- **What you are asked to do**
Count how many lines of the data include "this". The answer is that number and nothing else.

* begin Supplied material *

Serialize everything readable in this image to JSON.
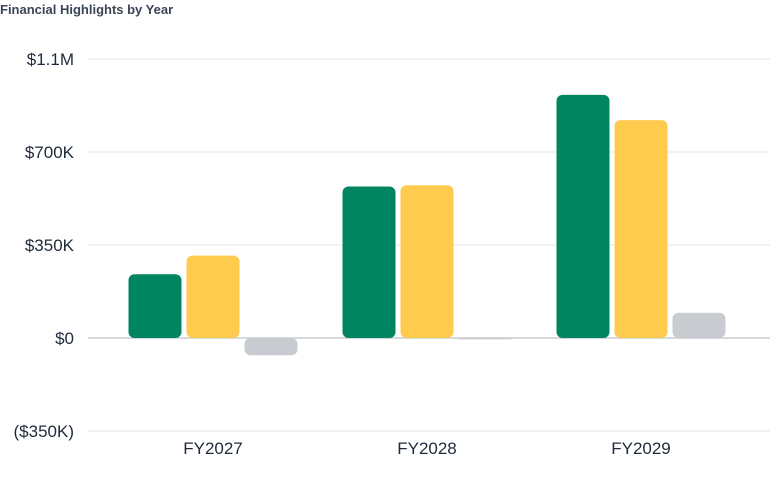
{
  "chart_data": {
    "type": "bar",
    "title": "Financial Highlights by Year",
    "categories": [
      "FY2027",
      "FY2028",
      "FY2029"
    ],
    "series": [
      {
        "values": [
          240000,
          570000,
          915000
        ],
        "color": "#008560"
      },
      {
        "values": [
          310000,
          575000,
          820000
        ],
        "color": "#ffcb4f"
      },
      {
        "values": [
          -65000,
          -5000,
          95000
        ],
        "color": "#c8cbcf"
      }
    ],
    "ylim": [
      -350000,
      1050000
    ],
    "yticks": [
      {
        "value": 1050000,
        "label": "$1.1M"
      },
      {
        "value": 700000,
        "label": "$700K"
      },
      {
        "value": 350000,
        "label": "$350K"
      },
      {
        "value": 0,
        "label": "$0"
      },
      {
        "value": -350000,
        "label": "($350K)"
      }
    ],
    "grid": true,
    "gridColor": "#e4e6ea",
    "zeroLineColor": "#c9ccd1",
    "textColor": "#1f2a3a",
    "titleColor": "#3a4556"
  }
}
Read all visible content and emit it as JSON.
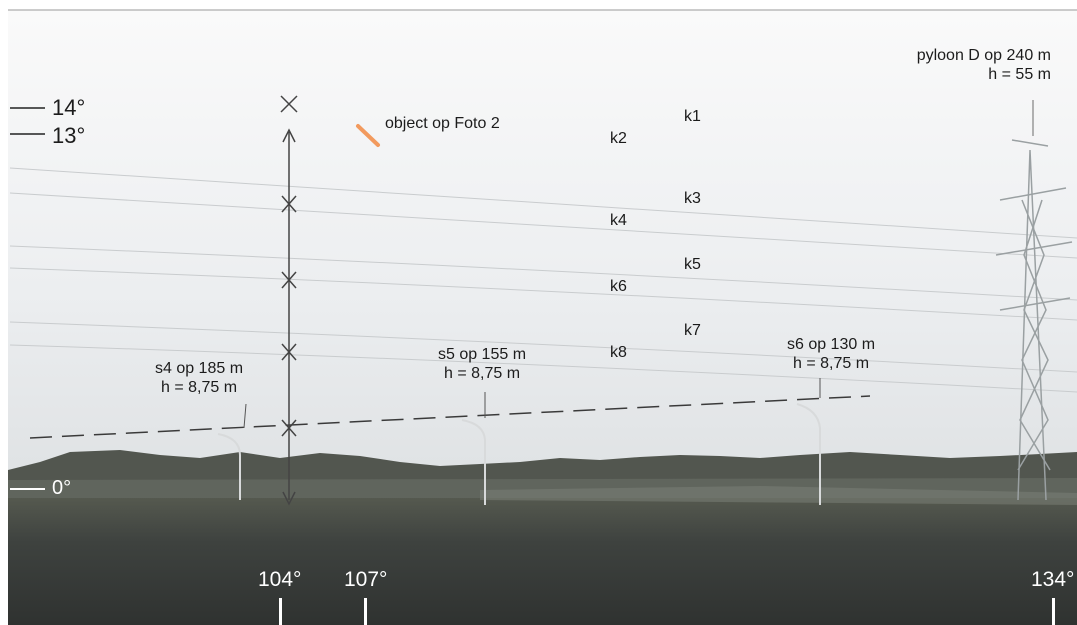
{
  "colors": {
    "sky": "#eef0f1",
    "field": "#3b3e3c",
    "trees": "#4a4e4c",
    "marker": "#f29a5e",
    "text": "#1c1c1c"
  },
  "object_label": "object op Foto 2",
  "horizon_marks": {
    "deg14": "14°",
    "deg13": "13°",
    "deg0": "0°"
  },
  "k_labels": [
    "k1",
    "k2",
    "k3",
    "k4",
    "k5",
    "k6",
    "k7",
    "k8"
  ],
  "lamps": [
    {
      "name": "s4",
      "line1": "s4 op 185 m",
      "line2": "h = 8,75 m"
    },
    {
      "name": "s5",
      "line1": "s5 op 155 m",
      "line2": "h = 8,75 m"
    },
    {
      "name": "s6",
      "line1": "s6 op 130 m",
      "line2": "h = 8,75 m"
    }
  ],
  "pylon": {
    "line1": "pyloon D op 240 m",
    "line2": "h = 55 m"
  },
  "azimuths": [
    "104°",
    "107°",
    "134°"
  ]
}
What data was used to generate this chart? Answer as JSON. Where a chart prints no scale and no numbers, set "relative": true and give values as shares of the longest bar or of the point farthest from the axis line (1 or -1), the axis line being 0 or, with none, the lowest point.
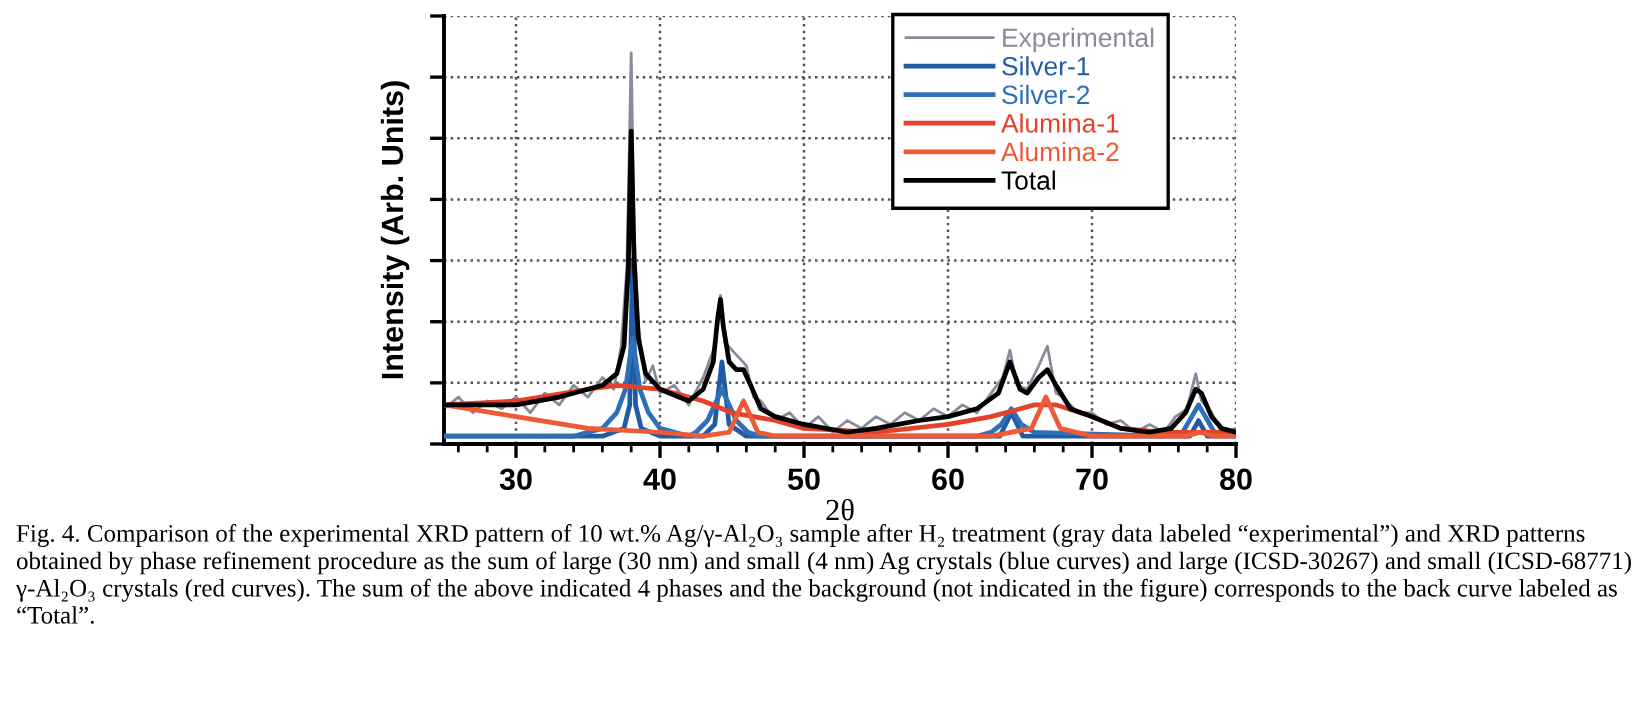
{
  "chart_data": {
    "type": "line",
    "relative": true,
    "xlabel": "2θ",
    "ylabel": "Intensity (Arb. Units)",
    "xlim": [
      25,
      80
    ],
    "xticks": [
      30,
      40,
      50,
      60,
      70,
      80
    ],
    "grid": true,
    "legend": "top right",
    "line_style": "solid",
    "marker": "none",
    "series": [
      {
        "name": "Experimental",
        "color": "#8a8a9a",
        "x": [
          25,
          26,
          27,
          28,
          29,
          30,
          31,
          32,
          33,
          34,
          35,
          36,
          36.8,
          37.3,
          37.7,
          38.0,
          38.2,
          38.5,
          39,
          39.5,
          40,
          41,
          42,
          43,
          43.7,
          44.0,
          44.2,
          44.5,
          45,
          45.5,
          46,
          46.5,
          47,
          48,
          49,
          50,
          51,
          52,
          53,
          54,
          55,
          56,
          57,
          58,
          59,
          60,
          61,
          62,
          63,
          63.8,
          64.3,
          64.8,
          65.5,
          66.3,
          66.9,
          67.5,
          68,
          69,
          70,
          71,
          72,
          73,
          74,
          75,
          75.8,
          76.6,
          77.2,
          77.6,
          78.3,
          79,
          80
        ],
        "values": [
          0.09,
          0.12,
          0.08,
          0.11,
          0.09,
          0.12,
          0.08,
          0.13,
          0.1,
          0.15,
          0.12,
          0.17,
          0.14,
          0.25,
          0.45,
          1.0,
          0.55,
          0.3,
          0.16,
          0.2,
          0.13,
          0.15,
          0.1,
          0.17,
          0.24,
          0.3,
          0.38,
          0.26,
          0.24,
          0.22,
          0.2,
          0.12,
          0.11,
          0.06,
          0.08,
          0.04,
          0.07,
          0.03,
          0.06,
          0.04,
          0.07,
          0.05,
          0.08,
          0.06,
          0.09,
          0.07,
          0.1,
          0.08,
          0.13,
          0.17,
          0.24,
          0.15,
          0.14,
          0.2,
          0.25,
          0.13,
          0.12,
          0.08,
          0.08,
          0.05,
          0.06,
          0.03,
          0.05,
          0.03,
          0.07,
          0.09,
          0.18,
          0.11,
          0.08,
          0.03,
          0.04
        ]
      },
      {
        "name": "Silver-1",
        "color": "#1f5ca6",
        "x": [
          25,
          36,
          37.5,
          37.9,
          38.1,
          38.3,
          38.7,
          40,
          43,
          43.8,
          44.3,
          44.8,
          46,
          63.6,
          64.4,
          65.2,
          76.8,
          77.4,
          78,
          80
        ],
        "values": [
          0.02,
          0.02,
          0.04,
          0.1,
          0.47,
          0.1,
          0.04,
          0.02,
          0.02,
          0.05,
          0.21,
          0.05,
          0.02,
          0.02,
          0.08,
          0.02,
          0.02,
          0.06,
          0.02,
          0.02
        ]
      },
      {
        "name": "Silver-2",
        "color": "#2f6fb8",
        "x": [
          25,
          34,
          36,
          37,
          37.6,
          38.1,
          38.6,
          39.2,
          40,
          42,
          42.5,
          43.3,
          44.3,
          45.3,
          46.1,
          47,
          62,
          63,
          63.7,
          64.4,
          65.1,
          66,
          75,
          76.3,
          77.4,
          78.5,
          80
        ],
        "values": [
          0.02,
          0.02,
          0.04,
          0.08,
          0.14,
          0.27,
          0.14,
          0.08,
          0.04,
          0.02,
          0.03,
          0.06,
          0.14,
          0.06,
          0.03,
          0.02,
          0.02,
          0.03,
          0.05,
          0.09,
          0.05,
          0.03,
          0.02,
          0.03,
          0.1,
          0.03,
          0.02
        ]
      },
      {
        "name": "Alumina-1",
        "color": "#e5412a",
        "x": [
          25,
          30,
          35,
          37,
          40,
          43,
          45,
          48,
          50,
          55,
          60,
          63,
          66,
          67.5,
          70,
          72,
          75,
          80
        ],
        "values": [
          0.1,
          0.11,
          0.14,
          0.15,
          0.14,
          0.11,
          0.08,
          0.06,
          0.04,
          0.03,
          0.05,
          0.07,
          0.1,
          0.1,
          0.07,
          0.04,
          0.03,
          0.03
        ]
      },
      {
        "name": "Alumina-2",
        "color": "#ee5a36",
        "x": [
          25,
          30,
          35,
          40,
          43,
          44.8,
          45.8,
          46.8,
          48,
          55,
          63,
          65.8,
          66.8,
          67.8,
          70,
          76.5,
          77.5,
          78.5,
          80
        ],
        "values": [
          0.1,
          0.07,
          0.04,
          0.03,
          0.02,
          0.03,
          0.11,
          0.03,
          0.02,
          0.02,
          0.02,
          0.04,
          0.12,
          0.04,
          0.02,
          0.02,
          0.03,
          0.02,
          0.02
        ]
      },
      {
        "name": "Total",
        "color": "#000000",
        "x": [
          25,
          30,
          33,
          35,
          36,
          37,
          37.5,
          37.8,
          38,
          38.2,
          38.5,
          39,
          40,
          42,
          43,
          43.7,
          44,
          44.2,
          44.4,
          44.8,
          45.3,
          45.8,
          46.3,
          47,
          48,
          50,
          53,
          55,
          58,
          60,
          62,
          63.5,
          64.3,
          65,
          65.5,
          66.3,
          66.9,
          67.5,
          68.5,
          70,
          72,
          74,
          75.5,
          76.5,
          77.2,
          77.6,
          78.3,
          79,
          80
        ],
        "values": [
          0.1,
          0.1,
          0.12,
          0.14,
          0.15,
          0.18,
          0.25,
          0.45,
          0.8,
          0.47,
          0.27,
          0.18,
          0.14,
          0.11,
          0.14,
          0.21,
          0.32,
          0.37,
          0.3,
          0.21,
          0.19,
          0.19,
          0.15,
          0.09,
          0.07,
          0.05,
          0.03,
          0.04,
          0.06,
          0.07,
          0.09,
          0.13,
          0.21,
          0.14,
          0.13,
          0.17,
          0.19,
          0.15,
          0.09,
          0.07,
          0.04,
          0.03,
          0.04,
          0.08,
          0.14,
          0.13,
          0.07,
          0.04,
          0.03
        ]
      }
    ],
    "annotations": [
      "Fig. 4. Comparison of the experimental XRD pattern of 10 wt.% Ag/γ-Al₂O₃ sample after H₂ treatment (gray data labeled “experimental”) and XRD patterns obtained by phase refinement procedure as the sum of large (30 nm) and small (4 nm) Ag crystals (blue curves) and large (ICSD-30267) and small (ICSD-68771) γ-Al₂O₃ crystals (red curves). The sum of the above indicated 4 phases and the background (not indicated in the figure) corresponds to the back curve labeled as “Total”."
    ]
  }
}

* end Supplied material *

- **Response to the task**
2